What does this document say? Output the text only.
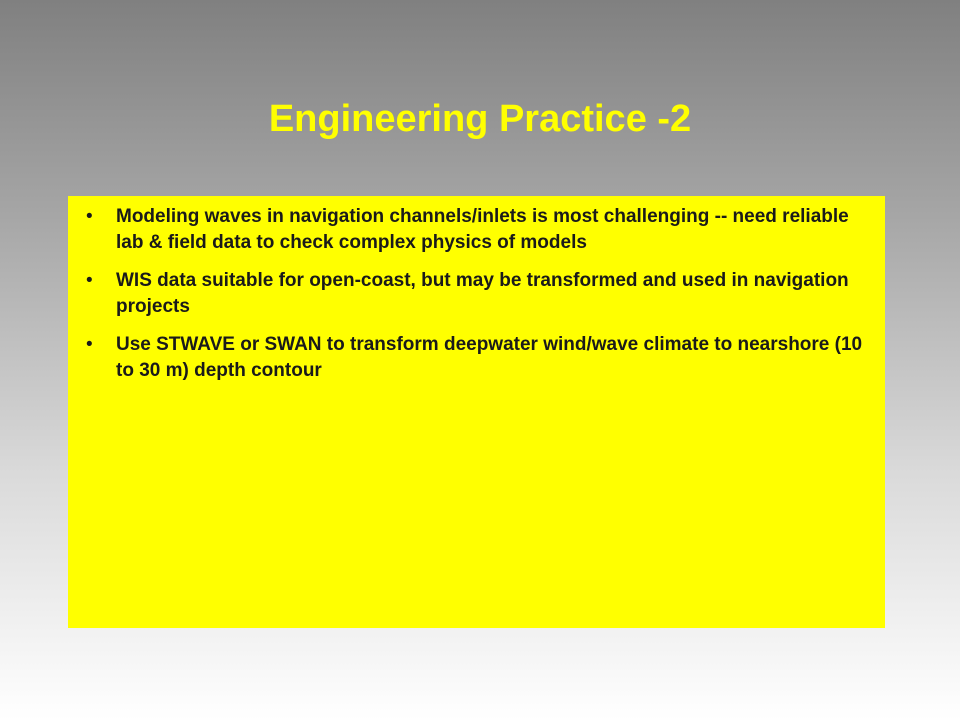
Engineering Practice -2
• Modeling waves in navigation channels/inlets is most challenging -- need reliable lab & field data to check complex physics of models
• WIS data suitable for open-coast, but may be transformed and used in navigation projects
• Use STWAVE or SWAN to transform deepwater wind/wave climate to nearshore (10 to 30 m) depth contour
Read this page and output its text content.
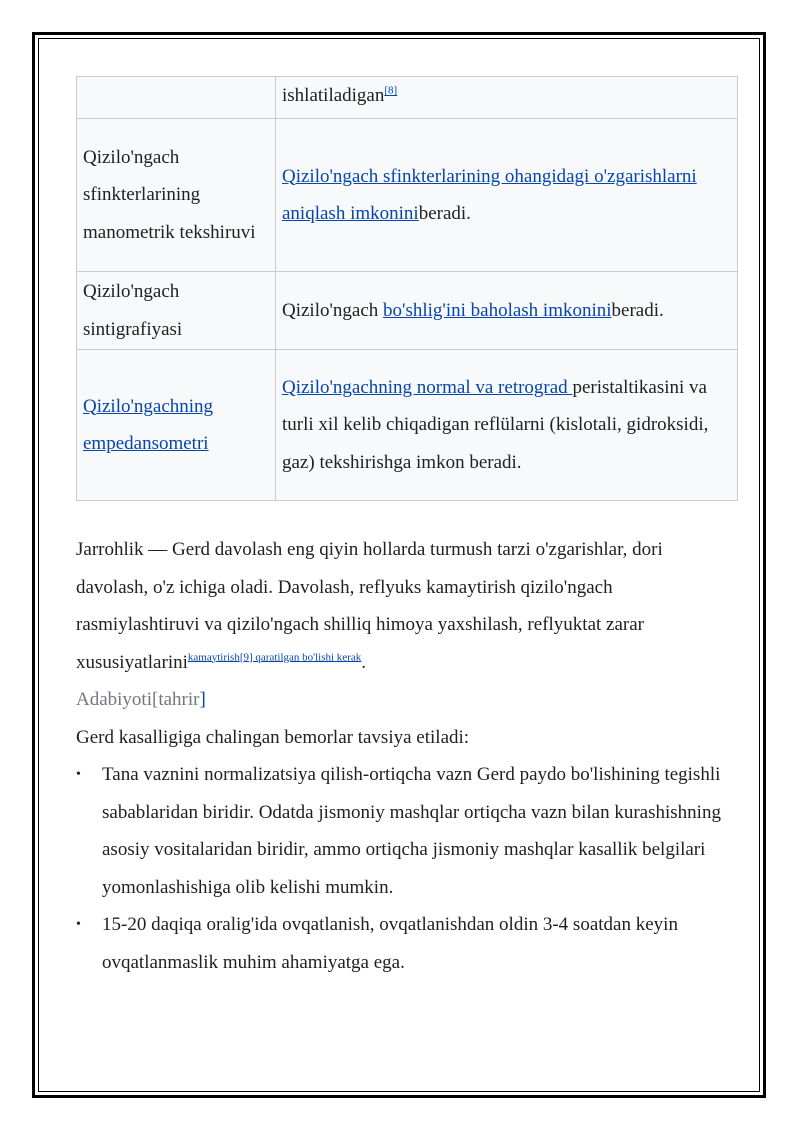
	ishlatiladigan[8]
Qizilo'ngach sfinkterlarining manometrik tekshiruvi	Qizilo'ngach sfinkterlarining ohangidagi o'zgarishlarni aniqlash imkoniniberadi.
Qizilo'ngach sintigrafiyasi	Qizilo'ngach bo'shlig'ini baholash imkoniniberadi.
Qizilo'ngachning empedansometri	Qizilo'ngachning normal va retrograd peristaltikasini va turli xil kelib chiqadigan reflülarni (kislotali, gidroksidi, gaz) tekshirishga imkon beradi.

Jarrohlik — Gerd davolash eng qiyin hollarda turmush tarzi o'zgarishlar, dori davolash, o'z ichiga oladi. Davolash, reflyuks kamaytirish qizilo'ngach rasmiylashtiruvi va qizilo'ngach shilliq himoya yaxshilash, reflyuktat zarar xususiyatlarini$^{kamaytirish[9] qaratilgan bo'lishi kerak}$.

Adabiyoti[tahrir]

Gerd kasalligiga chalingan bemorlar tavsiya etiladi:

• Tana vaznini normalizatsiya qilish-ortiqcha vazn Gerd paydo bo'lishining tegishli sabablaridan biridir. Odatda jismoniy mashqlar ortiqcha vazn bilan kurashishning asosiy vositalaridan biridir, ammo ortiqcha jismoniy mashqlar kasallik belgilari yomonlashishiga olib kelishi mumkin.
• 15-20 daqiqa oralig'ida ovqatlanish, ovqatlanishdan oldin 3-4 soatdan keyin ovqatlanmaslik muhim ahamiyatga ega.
┄┄┄┄┄┄
Directions for this task.
Repeat the material above word for word and skip every image in it.

Exercise response.
What does this document say? Output the text only.
Engineering Practice -2
• Modeling waves in navigation channels/inlets is most challenging -- need reliable lab & field data to check complex physics of models
• WIS data suitable for open-coast, but may be transformed and used in navigation projects
• Use STWAVE or SWAN to transform deepwater wind/wave climate to nearshore (10 to 30 m) depth contour
Read this page and output its text content.
	ishlatiladigan[8]
Qizilo'ngach sfinkterlarining manometrik tekshiruvi	Qizilo'ngach sfinkterlarining ohangidagi o'zgarishlarni aniqlash imkoniniberadi.
Qizilo'ngach sintigrafiyasi	Qizilo'ngach bo'shlig'ini baholash imkoniniberadi.
Qizilo'ngachning empedansometri	Qizilo'ngachning normal va retrograd peristaltikasini va turli xil kelib chiqadigan reflülarni (kislotali, gidroksidi, gaz) tekshirishga imkon beradi.

Jarrohlik — Gerd davolash eng qiyin hollarda turmush tarzi o'zgarishlar, dori davolash, o'z ichiga oladi. Davolash, reflyuks kamaytirish qizilo'ngach rasmiylashtiruvi va qizilo'ngach shilliq himoya yaxshilash, reflyuktat zarar xususiyatlarini$^{kamaytirish[9] qaratilgan bo'lishi kerak}$.

Adabiyoti[tahrir]

Gerd kasalligiga chalingan bemorlar tavsiya etiladi:

• Tana vaznini normalizatsiya qilish-ortiqcha vazn Gerd paydo bo'lishining tegishli sabablaridan biridir. Odatda jismoniy mashqlar ortiqcha vazn bilan kurashishning asosiy vositalaridan biridir, ammo ortiqcha jismoniy mashqlar kasallik belgilari yomonlashishiga olib kelishi mumkin.
• 15-20 daqiqa oralig'ida ovqatlanish, ovqatlanishdan oldin 3-4 soatdan keyin ovqatlanmaslik muhim ahamiyatga ega.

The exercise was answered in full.